[BEGIN DATA ENTRIES]

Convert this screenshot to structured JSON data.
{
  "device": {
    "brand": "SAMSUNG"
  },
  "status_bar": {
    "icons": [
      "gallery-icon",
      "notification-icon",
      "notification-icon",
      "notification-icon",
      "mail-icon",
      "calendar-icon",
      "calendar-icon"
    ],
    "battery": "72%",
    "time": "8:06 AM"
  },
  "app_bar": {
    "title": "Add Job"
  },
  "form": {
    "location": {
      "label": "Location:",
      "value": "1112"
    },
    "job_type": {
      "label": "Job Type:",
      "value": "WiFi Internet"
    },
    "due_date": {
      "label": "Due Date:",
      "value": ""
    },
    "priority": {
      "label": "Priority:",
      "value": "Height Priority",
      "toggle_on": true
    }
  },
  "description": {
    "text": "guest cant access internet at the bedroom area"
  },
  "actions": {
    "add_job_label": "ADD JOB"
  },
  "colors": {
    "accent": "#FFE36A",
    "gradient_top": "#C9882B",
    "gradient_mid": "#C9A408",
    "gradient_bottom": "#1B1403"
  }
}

[END DATA ENTRIES]

Go through the listing above and restate it word for word.

## WRITTEN RESPONSE
Convert this screenshot to structured JSON data.
{
  "device": {
    "brand": "SAMSUNG"
  },
  "status_bar": {
    "icons": [
      "gallery-icon",
      "notification-icon",
      "notification-icon",
      "notification-icon",
      "mail-icon",
      "calendar-icon",
      "calendar-icon"
    ],
    "battery": "72%",
    "time": "8:06 AM"
  },
  "app_bar": {
    "title": "Add Job"
  },
  "form": {
    "location": {
      "label": "Location:",
      "value": "1112"
    },
    "job_type": {
      "label": "Job Type:",
      "value": "WiFi Internet"
    },
    "due_date": {
      "label": "Due Date:",
      "value": ""
    },
    "priority": {
      "label": "Priority:",
      "value": "Height Priority",
      "toggle_on": true
    }
  },
  "description": {
    "text": "guest cant access internet at the bedroom area"
  },
  "actions": {
    "add_job_label": "ADD JOB"
  },
  "colors": {
    "accent": "#FFE36A",
    "gradient_top": "#C9882B",
    "gradient_mid": "#C9A408",
    "gradient_bottom": "#1B1403"
  }
}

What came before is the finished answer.